- EXTRAIT DU DOCUMENT -
····················

Les VLCC Français
Avec une flotte de plus de 10 000 navires dans le monde, les pétroliers en tout genre sont fortement représentés dans le tonnage total de la Marine Marchande mondiale. De toutes tailles et de plusieurs types, ils peuvent transporter plusieurs différentes catégories de produits : les produits blancs fortement raffinés, type JET (kérosène) ou gasoil ; les produits noirs types fuel lourd ou fuel domestique ; et enfin du pétrole brut.
Souvent assimilés au coté néfaste de la Marine Marchande, surtout à cause des catastrophes maritimes ayant eu lieu fin des années 90 et début des années 2000 (Erika, Prestige, Exxon Valdez), ils font cependant partie des navires plus contrôlés au monde. Les marées noires des 40 dernières années ont fortement fait évoluer la règlementation en matière de construction, d’exploitation et de maintenance afin de stopper la navigation de ces « navires poubelles », dans les eaux occidentales du moins. Port State Control, Flag State Control, Vetting, la rigueur est dorénavant de mise !

····················

- SECTION DES DONNÉES -
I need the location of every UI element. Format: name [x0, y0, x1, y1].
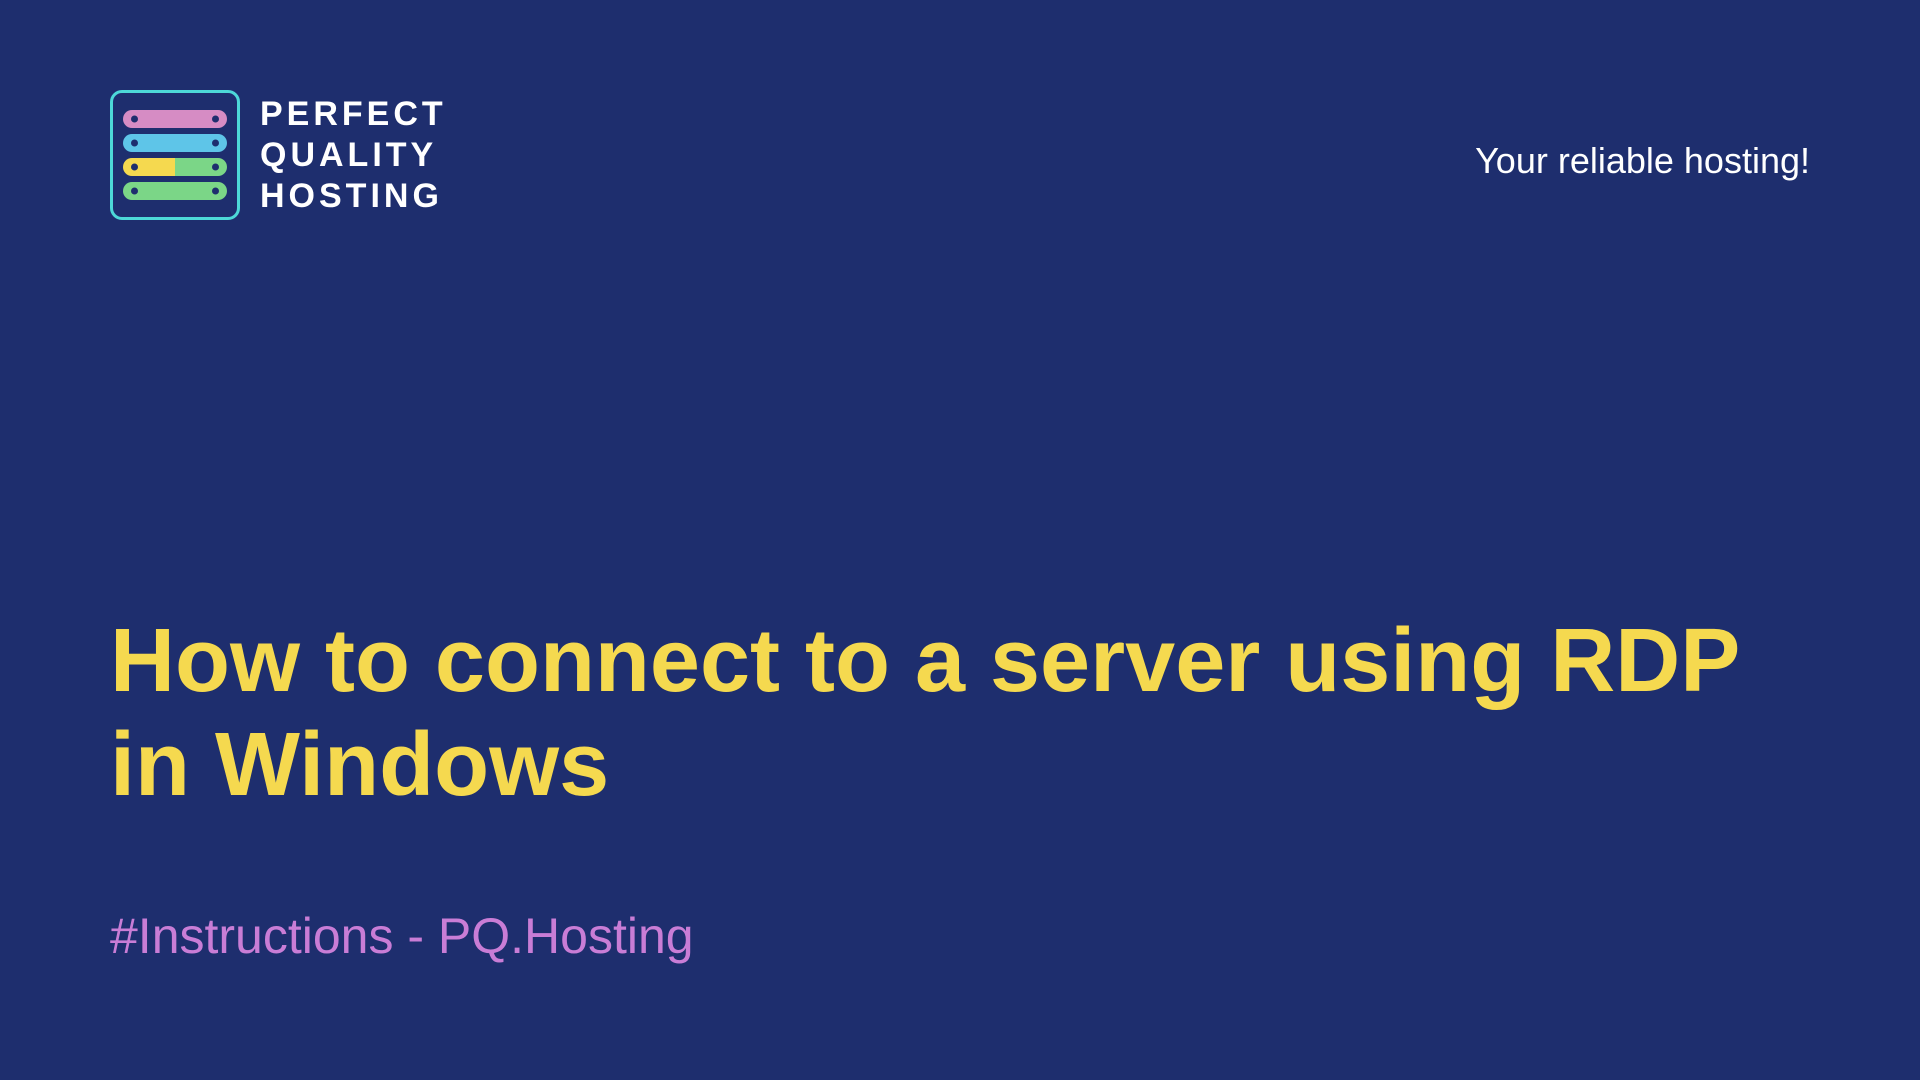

····················

- VOTRE OBJECTIF -
Recopiez à l'identique le passage du texte sur les pétroliers compris entre « Les VLCC Français » et « du pétrole brut. », bornes incluses.

- SOLUTION RÉDIGÉE -
Les VLCC Français
Avec une flotte de plus de 10 000 navires dans le monde, les pétroliers en tout genre sont fortement représentés dans le tonnage total de la Marine Marchande mondiale. De toutes tailles et de plusieurs types, ils peuvent transporter plusieurs différentes catégories de produits : les produits blancs fortement raffinés, type JET (kérosène) ou gasoil ; les produits noirs types fuel lourd ou fuel domestique ; et enfin du pétrole brut.